### Stated task
Give every line from the entries that contains "NBRx".
★ ★ ★ ★ ★ ★ ★
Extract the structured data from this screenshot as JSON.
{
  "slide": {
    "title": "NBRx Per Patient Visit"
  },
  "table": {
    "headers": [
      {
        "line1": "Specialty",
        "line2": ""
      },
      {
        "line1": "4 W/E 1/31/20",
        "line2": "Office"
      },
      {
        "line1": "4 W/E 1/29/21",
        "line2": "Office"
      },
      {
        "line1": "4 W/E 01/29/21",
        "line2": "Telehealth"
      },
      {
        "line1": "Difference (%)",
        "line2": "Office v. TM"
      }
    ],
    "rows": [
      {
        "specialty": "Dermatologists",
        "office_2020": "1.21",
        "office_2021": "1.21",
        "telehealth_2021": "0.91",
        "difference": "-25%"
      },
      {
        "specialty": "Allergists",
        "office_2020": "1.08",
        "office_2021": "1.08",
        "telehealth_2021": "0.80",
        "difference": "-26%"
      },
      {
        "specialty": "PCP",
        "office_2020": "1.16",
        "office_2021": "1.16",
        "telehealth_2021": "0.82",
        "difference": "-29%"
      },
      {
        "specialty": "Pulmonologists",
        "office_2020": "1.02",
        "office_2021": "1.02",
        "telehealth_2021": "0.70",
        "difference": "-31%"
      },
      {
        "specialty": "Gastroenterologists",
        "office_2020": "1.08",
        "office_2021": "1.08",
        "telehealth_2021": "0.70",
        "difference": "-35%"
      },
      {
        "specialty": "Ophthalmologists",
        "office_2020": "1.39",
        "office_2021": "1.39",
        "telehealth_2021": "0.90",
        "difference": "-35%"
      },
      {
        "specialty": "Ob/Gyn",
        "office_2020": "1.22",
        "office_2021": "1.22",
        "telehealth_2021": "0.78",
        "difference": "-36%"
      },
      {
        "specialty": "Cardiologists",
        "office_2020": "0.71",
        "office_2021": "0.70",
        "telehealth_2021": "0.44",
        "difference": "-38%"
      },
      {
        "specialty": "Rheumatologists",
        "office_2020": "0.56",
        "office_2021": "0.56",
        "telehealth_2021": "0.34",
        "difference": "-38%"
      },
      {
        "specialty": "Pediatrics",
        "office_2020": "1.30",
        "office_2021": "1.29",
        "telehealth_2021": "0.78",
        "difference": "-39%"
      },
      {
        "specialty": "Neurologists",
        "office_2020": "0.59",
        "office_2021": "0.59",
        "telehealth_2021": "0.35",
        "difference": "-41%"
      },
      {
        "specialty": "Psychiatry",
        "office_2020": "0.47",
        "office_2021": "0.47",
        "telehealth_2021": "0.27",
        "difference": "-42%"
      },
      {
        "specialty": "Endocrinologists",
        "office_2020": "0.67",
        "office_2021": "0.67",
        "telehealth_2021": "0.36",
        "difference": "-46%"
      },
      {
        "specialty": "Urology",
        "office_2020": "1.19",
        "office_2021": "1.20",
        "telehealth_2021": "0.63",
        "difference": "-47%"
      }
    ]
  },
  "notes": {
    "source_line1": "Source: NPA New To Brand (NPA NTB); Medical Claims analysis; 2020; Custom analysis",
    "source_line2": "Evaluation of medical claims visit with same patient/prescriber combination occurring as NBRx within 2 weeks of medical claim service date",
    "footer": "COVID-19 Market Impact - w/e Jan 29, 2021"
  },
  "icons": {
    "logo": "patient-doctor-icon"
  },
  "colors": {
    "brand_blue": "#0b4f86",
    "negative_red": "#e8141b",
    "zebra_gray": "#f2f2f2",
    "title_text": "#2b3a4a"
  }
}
★ ★ ★ ★ ★ ★ ★
### Exercise response
    "title": "NBRx Per Patient Visit"
    "source_line2": "Evaluation of medical claims visit with same patient/prescriber combination occurring as NBRx within 2 weeks of medical claim service date",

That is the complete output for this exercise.